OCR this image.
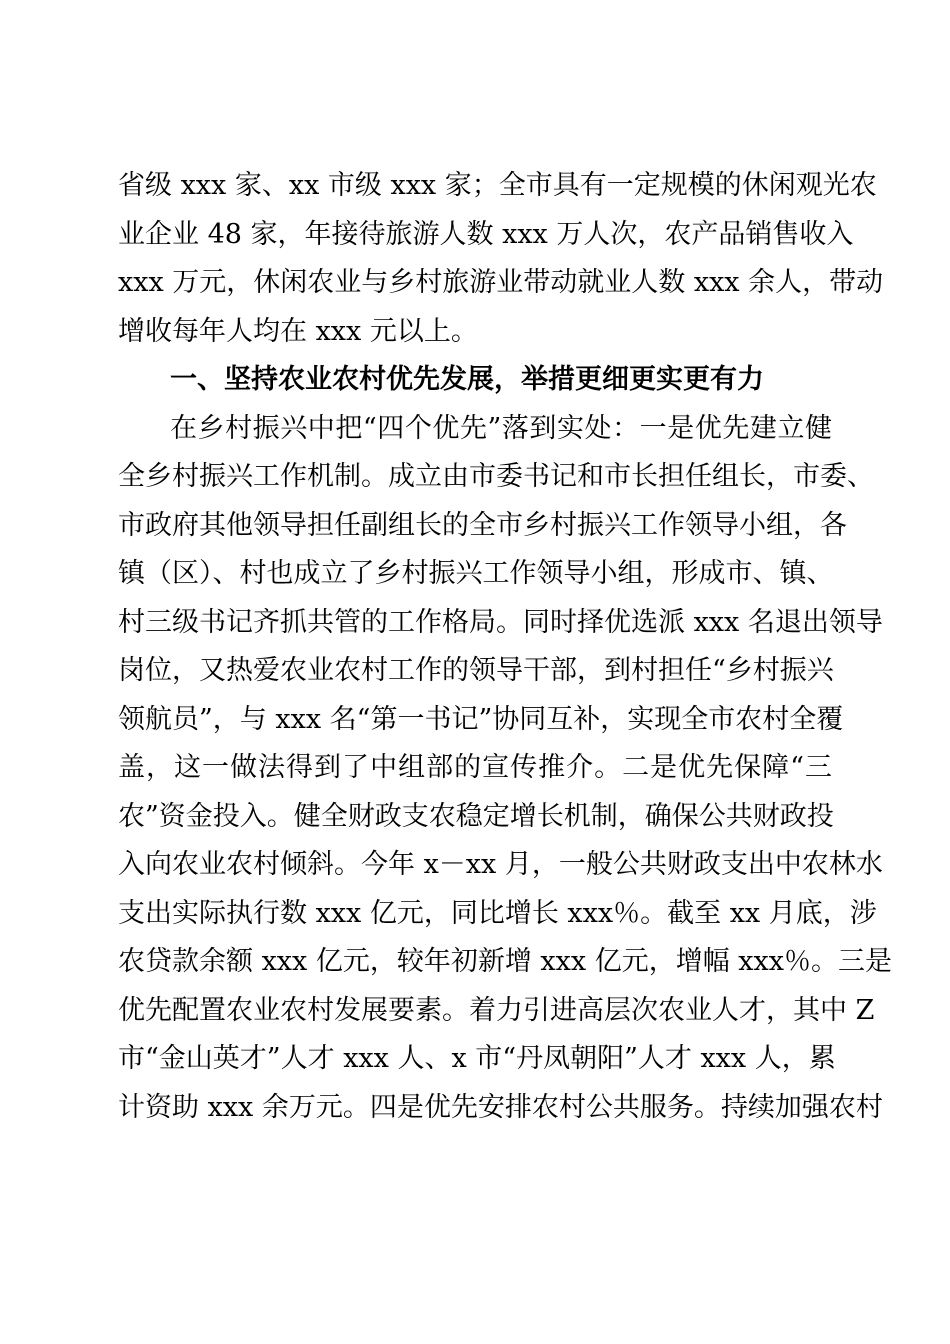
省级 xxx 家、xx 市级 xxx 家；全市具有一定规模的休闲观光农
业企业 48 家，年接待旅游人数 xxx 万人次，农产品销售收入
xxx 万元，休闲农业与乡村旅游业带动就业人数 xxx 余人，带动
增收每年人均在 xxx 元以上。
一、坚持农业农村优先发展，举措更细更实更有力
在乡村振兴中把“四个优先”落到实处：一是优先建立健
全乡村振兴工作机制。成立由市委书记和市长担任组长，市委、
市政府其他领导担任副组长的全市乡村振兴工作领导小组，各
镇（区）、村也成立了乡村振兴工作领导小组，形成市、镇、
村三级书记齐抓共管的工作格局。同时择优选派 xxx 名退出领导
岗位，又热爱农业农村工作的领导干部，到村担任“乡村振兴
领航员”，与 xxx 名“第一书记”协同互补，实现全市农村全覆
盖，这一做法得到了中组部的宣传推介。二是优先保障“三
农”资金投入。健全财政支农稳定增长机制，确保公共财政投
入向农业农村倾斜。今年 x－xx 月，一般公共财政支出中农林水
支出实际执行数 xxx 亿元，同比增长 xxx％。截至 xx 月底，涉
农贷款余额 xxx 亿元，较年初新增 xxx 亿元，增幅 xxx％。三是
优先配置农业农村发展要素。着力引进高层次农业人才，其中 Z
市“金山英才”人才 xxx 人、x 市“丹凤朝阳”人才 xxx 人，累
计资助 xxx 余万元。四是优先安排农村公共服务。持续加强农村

→ **INSTRUCTION**: Output every entry exactly as given; pictures are not part of the copy.

→ **ANSWER TO THIS TASK**:
OCR this image.
省级 xxx 家、xx 市级 xxx 家；全市具有一定规模的休闲观光农
业企业 48 家，年接待旅游人数 xxx 万人次，农产品销售收入
xxx 万元，休闲农业与乡村旅游业带动就业人数 xxx 余人，带动
增收每年人均在 xxx 元以上。
一、坚持农业农村优先发展，举措更细更实更有力
在乡村振兴中把“四个优先”落到实处：一是优先建立健
全乡村振兴工作机制。成立由市委书记和市长担任组长，市委、
市政府其他领导担任副组长的全市乡村振兴工作领导小组，各
镇（区）、村也成立了乡村振兴工作领导小组，形成市、镇、
村三级书记齐抓共管的工作格局。同时择优选派 xxx 名退出领导
岗位，又热爱农业农村工作的领导干部，到村担任“乡村振兴
领航员”，与 xxx 名“第一书记”协同互补，实现全市农村全覆
盖，这一做法得到了中组部的宣传推介。二是优先保障“三
农”资金投入。健全财政支农稳定增长机制，确保公共财政投
入向农业农村倾斜。今年 x－xx 月，一般公共财政支出中农林水
支出实际执行数 xxx 亿元，同比增长 xxx％。截至 xx 月底，涉
农贷款余额 xxx 亿元，较年初新增 xxx 亿元，增幅 xxx％。三是
优先配置农业农村发展要素。着力引进高层次农业人才，其中 Z
市“金山英才”人才 xxx 人、x 市“丹凤朝阳”人才 xxx 人，累
计资助 xxx 余万元。四是优先安排农村公共服务。持续加强农村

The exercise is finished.